YOUR GOAL
Check each line of the material below for "Ramírez", then copy the ones that contain it.

Part of a data file:
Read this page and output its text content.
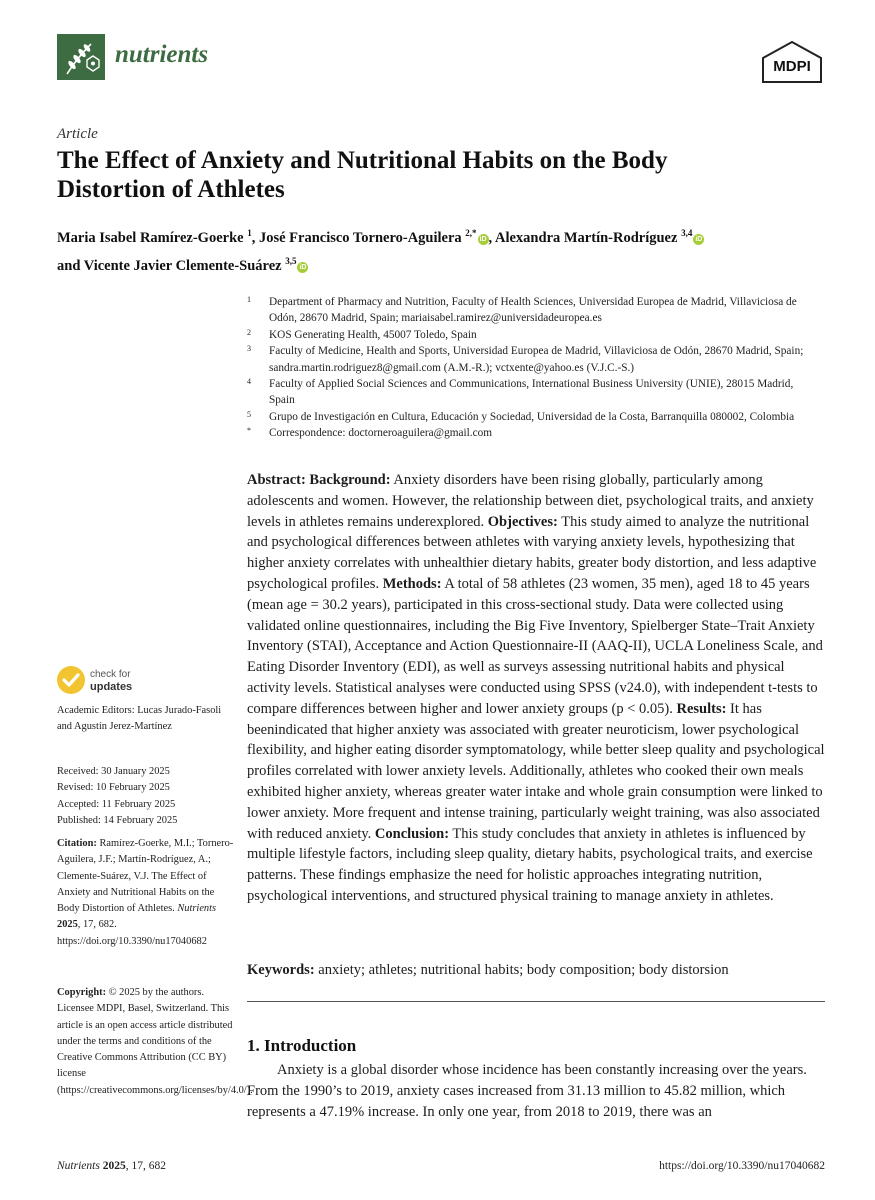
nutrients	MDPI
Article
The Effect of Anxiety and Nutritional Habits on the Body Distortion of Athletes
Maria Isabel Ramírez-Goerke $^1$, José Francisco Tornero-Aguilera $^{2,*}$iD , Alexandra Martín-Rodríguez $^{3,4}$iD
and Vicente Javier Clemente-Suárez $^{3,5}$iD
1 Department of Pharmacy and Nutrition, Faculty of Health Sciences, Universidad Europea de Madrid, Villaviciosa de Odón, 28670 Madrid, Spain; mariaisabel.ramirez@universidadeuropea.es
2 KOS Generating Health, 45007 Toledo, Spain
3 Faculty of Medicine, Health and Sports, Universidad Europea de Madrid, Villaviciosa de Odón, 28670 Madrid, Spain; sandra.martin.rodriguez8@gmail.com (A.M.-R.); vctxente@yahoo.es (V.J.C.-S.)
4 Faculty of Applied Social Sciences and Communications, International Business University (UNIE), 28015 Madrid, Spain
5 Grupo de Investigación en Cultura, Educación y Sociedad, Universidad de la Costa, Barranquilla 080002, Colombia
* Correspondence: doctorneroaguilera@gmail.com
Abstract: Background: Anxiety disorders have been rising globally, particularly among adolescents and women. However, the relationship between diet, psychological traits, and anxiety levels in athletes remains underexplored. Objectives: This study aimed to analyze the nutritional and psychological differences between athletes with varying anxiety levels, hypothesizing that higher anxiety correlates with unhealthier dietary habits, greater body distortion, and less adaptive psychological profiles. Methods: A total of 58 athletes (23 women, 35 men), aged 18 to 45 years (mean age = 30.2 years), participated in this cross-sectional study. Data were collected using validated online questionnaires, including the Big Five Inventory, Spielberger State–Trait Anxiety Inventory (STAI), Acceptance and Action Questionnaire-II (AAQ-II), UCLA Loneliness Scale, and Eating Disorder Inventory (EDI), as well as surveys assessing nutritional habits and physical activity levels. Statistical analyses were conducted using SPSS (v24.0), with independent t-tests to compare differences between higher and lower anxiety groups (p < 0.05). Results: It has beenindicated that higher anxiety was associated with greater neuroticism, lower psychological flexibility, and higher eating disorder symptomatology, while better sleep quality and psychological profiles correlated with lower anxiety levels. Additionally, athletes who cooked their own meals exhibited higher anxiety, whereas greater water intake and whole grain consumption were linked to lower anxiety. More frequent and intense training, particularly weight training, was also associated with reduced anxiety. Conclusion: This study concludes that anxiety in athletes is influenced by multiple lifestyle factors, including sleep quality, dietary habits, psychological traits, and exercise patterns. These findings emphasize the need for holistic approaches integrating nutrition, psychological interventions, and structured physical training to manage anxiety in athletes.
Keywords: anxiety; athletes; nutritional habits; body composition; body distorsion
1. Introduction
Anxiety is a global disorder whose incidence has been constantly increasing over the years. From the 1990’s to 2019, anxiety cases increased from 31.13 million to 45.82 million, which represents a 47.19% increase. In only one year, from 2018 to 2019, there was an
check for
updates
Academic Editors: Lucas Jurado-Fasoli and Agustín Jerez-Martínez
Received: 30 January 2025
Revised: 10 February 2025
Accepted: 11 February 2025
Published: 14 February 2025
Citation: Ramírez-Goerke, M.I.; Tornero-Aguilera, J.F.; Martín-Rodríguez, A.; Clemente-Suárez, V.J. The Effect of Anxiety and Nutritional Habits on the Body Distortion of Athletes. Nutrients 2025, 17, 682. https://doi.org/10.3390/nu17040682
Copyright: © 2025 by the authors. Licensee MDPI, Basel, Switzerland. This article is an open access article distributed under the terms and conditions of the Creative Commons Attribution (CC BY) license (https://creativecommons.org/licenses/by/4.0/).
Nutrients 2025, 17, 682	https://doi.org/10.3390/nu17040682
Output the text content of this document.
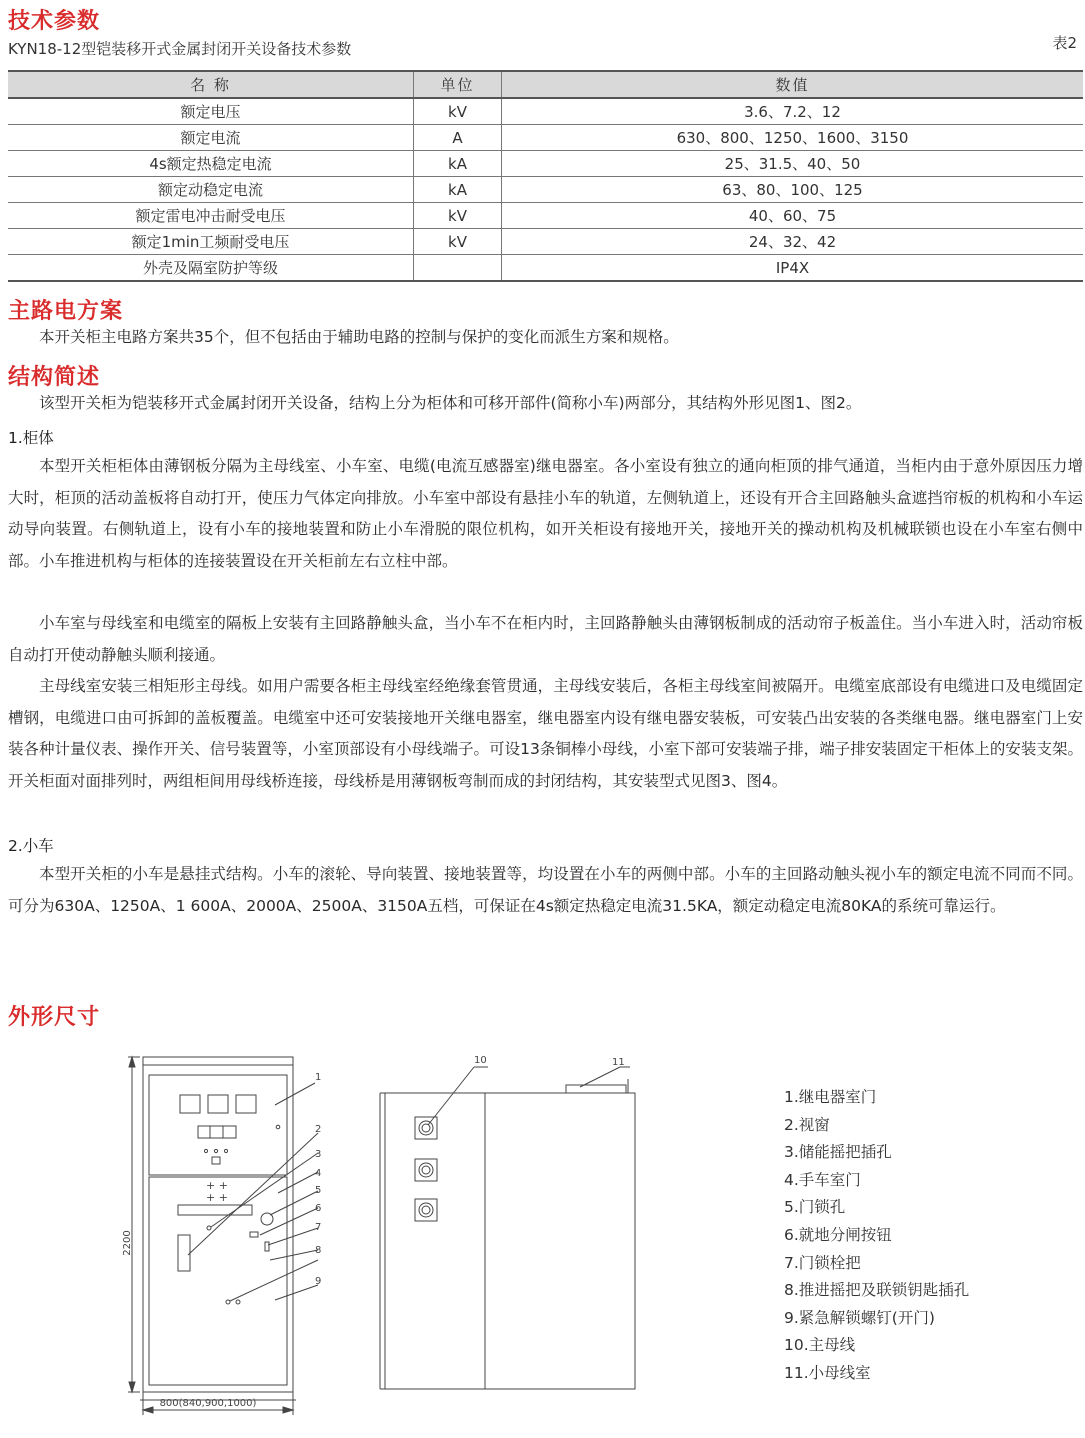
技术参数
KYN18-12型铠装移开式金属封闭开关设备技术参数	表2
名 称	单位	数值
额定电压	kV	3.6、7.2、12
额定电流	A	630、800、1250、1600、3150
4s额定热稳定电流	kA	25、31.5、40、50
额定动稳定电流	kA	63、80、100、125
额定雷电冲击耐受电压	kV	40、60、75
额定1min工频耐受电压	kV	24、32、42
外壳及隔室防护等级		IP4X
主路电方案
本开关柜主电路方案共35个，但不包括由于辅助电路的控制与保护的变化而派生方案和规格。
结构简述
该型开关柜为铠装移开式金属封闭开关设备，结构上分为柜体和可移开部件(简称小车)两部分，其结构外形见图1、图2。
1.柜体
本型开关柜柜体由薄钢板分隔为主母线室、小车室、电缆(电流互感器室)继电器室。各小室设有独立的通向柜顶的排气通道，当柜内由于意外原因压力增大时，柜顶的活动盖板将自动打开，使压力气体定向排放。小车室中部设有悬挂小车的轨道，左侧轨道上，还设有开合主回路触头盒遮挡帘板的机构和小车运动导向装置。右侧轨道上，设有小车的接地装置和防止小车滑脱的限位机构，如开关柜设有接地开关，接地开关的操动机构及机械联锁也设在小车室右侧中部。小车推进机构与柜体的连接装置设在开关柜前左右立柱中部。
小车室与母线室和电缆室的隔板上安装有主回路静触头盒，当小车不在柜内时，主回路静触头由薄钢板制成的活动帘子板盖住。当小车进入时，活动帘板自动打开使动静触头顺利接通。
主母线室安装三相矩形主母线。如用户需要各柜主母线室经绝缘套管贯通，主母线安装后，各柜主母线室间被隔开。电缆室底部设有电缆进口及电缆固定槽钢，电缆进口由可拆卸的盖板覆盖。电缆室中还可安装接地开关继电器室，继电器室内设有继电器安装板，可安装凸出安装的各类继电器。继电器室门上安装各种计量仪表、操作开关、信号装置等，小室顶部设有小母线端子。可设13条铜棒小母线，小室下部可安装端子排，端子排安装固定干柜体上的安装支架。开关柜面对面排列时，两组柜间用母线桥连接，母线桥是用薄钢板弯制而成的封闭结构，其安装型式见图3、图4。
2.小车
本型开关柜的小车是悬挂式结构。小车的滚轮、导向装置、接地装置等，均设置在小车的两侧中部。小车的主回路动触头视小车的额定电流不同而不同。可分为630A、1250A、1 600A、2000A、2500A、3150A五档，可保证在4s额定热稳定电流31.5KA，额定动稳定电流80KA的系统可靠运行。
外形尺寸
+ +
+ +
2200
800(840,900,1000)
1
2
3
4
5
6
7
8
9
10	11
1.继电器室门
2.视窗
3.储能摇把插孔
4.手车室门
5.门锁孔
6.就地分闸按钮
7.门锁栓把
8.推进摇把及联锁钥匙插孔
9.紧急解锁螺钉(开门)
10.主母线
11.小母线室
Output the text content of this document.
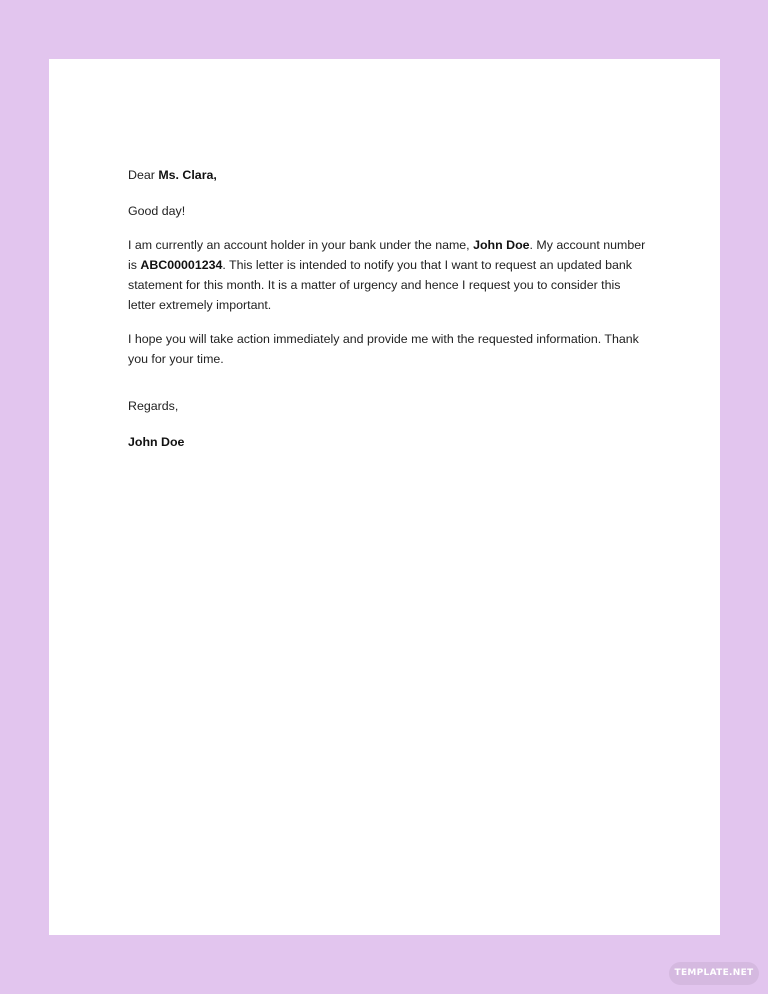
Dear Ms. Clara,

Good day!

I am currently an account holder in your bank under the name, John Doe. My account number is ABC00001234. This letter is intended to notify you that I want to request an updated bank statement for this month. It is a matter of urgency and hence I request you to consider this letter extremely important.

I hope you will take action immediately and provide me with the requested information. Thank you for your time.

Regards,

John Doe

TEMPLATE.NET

FULL SOLUTION
Maria Isabel Ramírez-Goerke $^1$, José Francisco Tornero-Aguilera $^{2,*}$iD , Alexandra Martín-Rodríguez $^{3,4}$iD
Citation: Ramírez-Goerke, M.I.; Tornero-Aguilera, J.F.; Martín-Rodríguez, A.; Clemente-Suárez, V.J. The Effect of Anxiety and Nutritional Habits on the Body Distortion of Athletes. Nutrients 2025, 17, 682. https://doi.org/10.3390/nu17040682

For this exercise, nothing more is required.